== DATA SHOWN
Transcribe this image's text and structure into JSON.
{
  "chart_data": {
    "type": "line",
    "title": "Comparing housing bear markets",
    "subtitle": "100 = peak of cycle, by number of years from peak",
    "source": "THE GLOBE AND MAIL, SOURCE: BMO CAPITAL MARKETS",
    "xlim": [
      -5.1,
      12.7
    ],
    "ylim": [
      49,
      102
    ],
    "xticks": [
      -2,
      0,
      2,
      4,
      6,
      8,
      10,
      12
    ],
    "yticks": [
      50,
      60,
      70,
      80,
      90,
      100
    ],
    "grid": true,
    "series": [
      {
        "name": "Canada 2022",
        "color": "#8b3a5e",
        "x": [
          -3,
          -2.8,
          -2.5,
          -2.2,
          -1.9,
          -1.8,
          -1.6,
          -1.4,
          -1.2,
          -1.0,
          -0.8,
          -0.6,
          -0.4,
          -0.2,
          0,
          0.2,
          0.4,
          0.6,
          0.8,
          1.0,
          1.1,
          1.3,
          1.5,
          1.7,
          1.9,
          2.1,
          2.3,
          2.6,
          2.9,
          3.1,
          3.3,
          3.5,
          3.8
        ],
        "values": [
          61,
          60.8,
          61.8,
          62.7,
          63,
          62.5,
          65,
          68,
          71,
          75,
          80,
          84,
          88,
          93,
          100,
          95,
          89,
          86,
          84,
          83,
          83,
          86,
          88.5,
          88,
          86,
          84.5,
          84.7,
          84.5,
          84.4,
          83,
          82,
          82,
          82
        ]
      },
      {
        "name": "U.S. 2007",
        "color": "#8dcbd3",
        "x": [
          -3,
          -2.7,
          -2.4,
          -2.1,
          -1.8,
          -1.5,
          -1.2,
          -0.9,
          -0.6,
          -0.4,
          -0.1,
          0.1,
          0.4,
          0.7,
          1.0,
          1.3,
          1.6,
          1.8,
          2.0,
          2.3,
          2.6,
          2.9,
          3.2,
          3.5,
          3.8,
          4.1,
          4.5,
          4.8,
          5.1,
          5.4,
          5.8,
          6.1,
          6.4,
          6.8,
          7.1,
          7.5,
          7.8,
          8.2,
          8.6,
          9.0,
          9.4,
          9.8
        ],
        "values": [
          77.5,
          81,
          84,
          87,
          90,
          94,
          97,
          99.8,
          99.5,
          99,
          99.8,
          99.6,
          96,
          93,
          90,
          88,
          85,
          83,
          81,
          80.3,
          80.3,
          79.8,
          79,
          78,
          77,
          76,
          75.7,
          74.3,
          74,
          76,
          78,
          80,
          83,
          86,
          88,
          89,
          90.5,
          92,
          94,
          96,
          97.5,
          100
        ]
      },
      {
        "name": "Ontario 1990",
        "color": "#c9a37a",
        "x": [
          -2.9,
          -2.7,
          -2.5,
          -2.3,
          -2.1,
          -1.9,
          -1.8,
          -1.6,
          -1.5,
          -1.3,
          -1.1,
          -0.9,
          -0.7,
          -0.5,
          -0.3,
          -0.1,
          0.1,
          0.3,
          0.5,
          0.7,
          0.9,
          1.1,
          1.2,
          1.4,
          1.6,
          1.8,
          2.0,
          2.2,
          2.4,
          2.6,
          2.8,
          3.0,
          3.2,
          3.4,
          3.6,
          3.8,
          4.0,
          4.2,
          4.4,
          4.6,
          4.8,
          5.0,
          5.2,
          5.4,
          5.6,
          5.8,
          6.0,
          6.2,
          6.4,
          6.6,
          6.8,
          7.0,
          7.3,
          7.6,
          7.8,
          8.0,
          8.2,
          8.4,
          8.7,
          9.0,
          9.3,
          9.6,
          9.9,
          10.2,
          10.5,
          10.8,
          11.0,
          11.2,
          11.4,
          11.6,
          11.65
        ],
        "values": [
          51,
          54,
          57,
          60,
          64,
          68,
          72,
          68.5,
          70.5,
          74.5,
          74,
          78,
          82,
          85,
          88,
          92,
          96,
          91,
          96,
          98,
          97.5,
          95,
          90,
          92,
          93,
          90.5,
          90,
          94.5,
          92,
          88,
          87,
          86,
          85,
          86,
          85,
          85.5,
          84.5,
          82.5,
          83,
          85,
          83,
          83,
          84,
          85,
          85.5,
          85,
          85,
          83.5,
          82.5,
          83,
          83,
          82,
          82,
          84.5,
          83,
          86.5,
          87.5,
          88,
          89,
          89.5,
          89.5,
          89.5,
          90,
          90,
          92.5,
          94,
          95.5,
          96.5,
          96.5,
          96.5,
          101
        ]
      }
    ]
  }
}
====
GIVEN REQUEST: Generate an exact reproduction of all entries.

TASK ANSWER:
Transcribe this image's text and structure into JSON.
{
  "chart_data": {
    "type": "line",
    "title": "Comparing housing bear markets",
    "subtitle": "100 = peak of cycle, by number of years from peak",
    "source": "THE GLOBE AND MAIL, SOURCE: BMO CAPITAL MARKETS",
    "xlim": [
      -5.1,
      12.7
    ],
    "ylim": [
      49,
      102
    ],
    "xticks": [
      -2,
      0,
      2,
      4,
      6,
      8,
      10,
      12
    ],
    "yticks": [
      50,
      60,
      70,
      80,
      90,
      100
    ],
    "grid": true,
    "series": [
      {
        "name": "Canada 2022",
        "color": "#8b3a5e",
        "x": [
          -3,
          -2.8,
          -2.5,
          -2.2,
          -1.9,
          -1.8,
          -1.6,
          -1.4,
          -1.2,
          -1.0,
          -0.8,
          -0.6,
          -0.4,
          -0.2,
          0,
          0.2,
          0.4,
          0.6,
          0.8,
          1.0,
          1.1,
          1.3,
          1.5,
          1.7,
          1.9,
          2.1,
          2.3,
          2.6,
          2.9,
          3.1,
          3.3,
          3.5,
          3.8
        ],
        "values": [
          61,
          60.8,
          61.8,
          62.7,
          63,
          62.5,
          65,
          68,
          71,
          75,
          80,
          84,
          88,
          93,
          100,
          95,
          89,
          86,
          84,
          83,
          83,
          86,
          88.5,
          88,
          86,
          84.5,
          84.7,
          84.5,
          84.4,
          83,
          82,
          82,
          82
        ]
      },
      {
        "name": "U.S. 2007",
        "color": "#8dcbd3",
        "x": [
          -3,
          -2.7,
          -2.4,
          -2.1,
          -1.8,
          -1.5,
          -1.2,
          -0.9,
          -0.6,
          -0.4,
          -0.1,
          0.1,
          0.4,
          0.7,
          1.0,
          1.3,
          1.6,
          1.8,
          2.0,
          2.3,
          2.6,
          2.9,
          3.2,
          3.5,
          3.8,
          4.1,
          4.5,
          4.8,
          5.1,
          5.4,
          5.8,
          6.1,
          6.4,
          6.8,
          7.1,
          7.5,
          7.8,
          8.2,
          8.6,
          9.0,
          9.4,
          9.8
        ],
        "values": [
          77.5,
          81,
          84,
          87,
          90,
          94,
          97,
          99.8,
          99.5,
          99,
          99.8,
          99.6,
          96,
          93,
          90,
          88,
          85,
          83,
          81,
          80.3,
          80.3,
          79.8,
          79,
          78,
          77,
          76,
          75.7,
          74.3,
          74,
          76,
          78,
          80,
          83,
          86,
          88,
          89,
          90.5,
          92,
          94,
          96,
          97.5,
          100
        ]
      },
      {
        "name": "Ontario 1990",
        "color": "#c9a37a",
        "x": [
          -2.9,
          -2.7,
          -2.5,
          -2.3,
          -2.1,
          -1.9,
          -1.8,
          -1.6,
          -1.5,
          -1.3,
          -1.1,
          -0.9,
          -0.7,
          -0.5,
          -0.3,
          -0.1,
          0.1,
          0.3,
          0.5,
          0.7,
          0.9,
          1.1,
          1.2,
          1.4,
          1.6,
          1.8,
          2.0,
          2.2,
          2.4,
          2.6,
          2.8,
          3.0,
          3.2,
          3.4,
          3.6,
          3.8,
          4.0,
          4.2,
          4.4,
          4.6,
          4.8,
          5.0,
          5.2,
          5.4,
          5.6,
          5.8,
          6.0,
          6.2,
          6.4,
          6.6,
          6.8,
          7.0,
          7.3,
          7.6,
          7.8,
          8.0,
          8.2,
          8.4,
          8.7,
          9.0,
          9.3,
          9.6,
          9.9,
          10.2,
          10.5,
          10.8,
          11.0,
          11.2,
          11.4,
          11.6,
          11.65
        ],
        "values": [
          51,
          54,
          57,
          60,
          64,
          68,
          72,
          68.5,
          70.5,
          74.5,
          74,
          78,
          82,
          85,
          88,
          92,
          96,
          91,
          96,
          98,
          97.5,
          95,
          90,
          92,
          93,
          90.5,
          90,
          94.5,
          92,
          88,
          87,
          86,
          85,
          86,
          85,
          85.5,
          84.5,
          82.5,
          83,
          85,
          83,
          83,
          84,
          85,
          85.5,
          85,
          85,
          83.5,
          82.5,
          83,
          83,
          82,
          82,
          84.5,
          83,
          86.5,
          87.5,
          88,
          89,
          89.5,
          89.5,
          89.5,
          90,
          90,
          92.5,
          94,
          95.5,
          96.5,
          96.5,
          96.5,
          101
        ]
      }
    ]
  }
}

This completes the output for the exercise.